Set down every record once more, exactly as given.

[Data excerpts]
┄┄┄┄┄┄┄┄┄┄

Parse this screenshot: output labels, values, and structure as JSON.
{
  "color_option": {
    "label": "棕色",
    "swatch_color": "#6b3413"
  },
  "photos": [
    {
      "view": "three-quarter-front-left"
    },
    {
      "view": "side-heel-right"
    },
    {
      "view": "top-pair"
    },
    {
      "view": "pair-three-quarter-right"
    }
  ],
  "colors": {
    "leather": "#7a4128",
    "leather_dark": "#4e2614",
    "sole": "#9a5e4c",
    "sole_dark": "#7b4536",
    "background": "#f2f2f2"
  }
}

┄┄┄┄┄┄┄┄┄┄

WRITTEN ANSWER:
Parse this screenshot: output labels, values, and structure as JSON.
{
  "color_option": {
    "label": "棕色",
    "swatch_color": "#6b3413"
  },
  "photos": [
    {
      "view": "three-quarter-front-left"
    },
    {
      "view": "side-heel-right"
    },
    {
      "view": "top-pair"
    },
    {
      "view": "pair-three-quarter-right"
    }
  ],
  "colors": {
    "leather": "#7a4128",
    "leather_dark": "#4e2614",
    "sole": "#9a5e4c",
    "sole_dark": "#7b4536",
    "background": "#f2f2f2"
  }
}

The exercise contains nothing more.